_The exercise_. All of the data must be printed exactly; please include every line.

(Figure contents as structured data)
━━━━━━

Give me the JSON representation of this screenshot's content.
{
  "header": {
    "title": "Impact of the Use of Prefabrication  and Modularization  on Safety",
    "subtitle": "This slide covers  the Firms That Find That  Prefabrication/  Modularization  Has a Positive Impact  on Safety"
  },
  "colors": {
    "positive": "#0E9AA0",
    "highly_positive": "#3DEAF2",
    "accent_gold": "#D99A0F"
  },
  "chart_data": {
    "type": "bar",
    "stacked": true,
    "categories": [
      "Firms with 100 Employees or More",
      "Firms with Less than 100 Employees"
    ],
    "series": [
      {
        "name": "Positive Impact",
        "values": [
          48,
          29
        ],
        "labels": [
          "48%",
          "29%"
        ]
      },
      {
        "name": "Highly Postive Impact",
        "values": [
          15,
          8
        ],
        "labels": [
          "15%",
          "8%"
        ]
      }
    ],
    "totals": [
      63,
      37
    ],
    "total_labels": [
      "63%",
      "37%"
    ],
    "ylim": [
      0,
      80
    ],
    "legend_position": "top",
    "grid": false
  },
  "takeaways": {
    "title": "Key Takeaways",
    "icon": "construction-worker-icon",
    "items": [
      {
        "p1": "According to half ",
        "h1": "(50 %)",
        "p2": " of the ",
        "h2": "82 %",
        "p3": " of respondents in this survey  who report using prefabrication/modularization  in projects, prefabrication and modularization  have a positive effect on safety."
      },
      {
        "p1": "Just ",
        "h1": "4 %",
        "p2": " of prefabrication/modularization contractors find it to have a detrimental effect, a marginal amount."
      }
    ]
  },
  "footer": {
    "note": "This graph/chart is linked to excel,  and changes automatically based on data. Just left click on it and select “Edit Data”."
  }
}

━━━━━━

_Complete response_.
Give me the JSON representation of this screenshot's content.
{
  "header": {
    "title": "Impact of the Use of Prefabrication  and Modularization  on Safety",
    "subtitle": "This slide covers  the Firms That Find That  Prefabrication/  Modularization  Has a Positive Impact  on Safety"
  },
  "colors": {
    "positive": "#0E9AA0",
    "highly_positive": "#3DEAF2",
    "accent_gold": "#D99A0F"
  },
  "chart_data": {
    "type": "bar",
    "stacked": true,
    "categories": [
      "Firms with 100 Employees or More",
      "Firms with Less than 100 Employees"
    ],
    "series": [
      {
        "name": "Positive Impact",
        "values": [
          48,
          29
        ],
        "labels": [
          "48%",
          "29%"
        ]
      },
      {
        "name": "Highly Postive Impact",
        "values": [
          15,
          8
        ],
        "labels": [
          "15%",
          "8%"
        ]
      }
    ],
    "totals": [
      63,
      37
    ],
    "total_labels": [
      "63%",
      "37%"
    ],
    "ylim": [
      0,
      80
    ],
    "legend_position": "top",
    "grid": false
  },
  "takeaways": {
    "title": "Key Takeaways",
    "icon": "construction-worker-icon",
    "items": [
      {
        "p1": "According to half ",
        "h1": "(50 %)",
        "p2": " of the ",
        "h2": "82 %",
        "p3": " of respondents in this survey  who report using prefabrication/modularization  in projects, prefabrication and modularization  have a positive effect on safety."
      },
      {
        "p1": "Just ",
        "h1": "4 %",
        "p2": " of prefabrication/modularization contractors find it to have a detrimental effect, a marginal amount."
      }
    ]
  },
  "footer": {
    "note": "This graph/chart is linked to excel,  and changes automatically based on data. Just left click on it and select “Edit Data”."
  }
}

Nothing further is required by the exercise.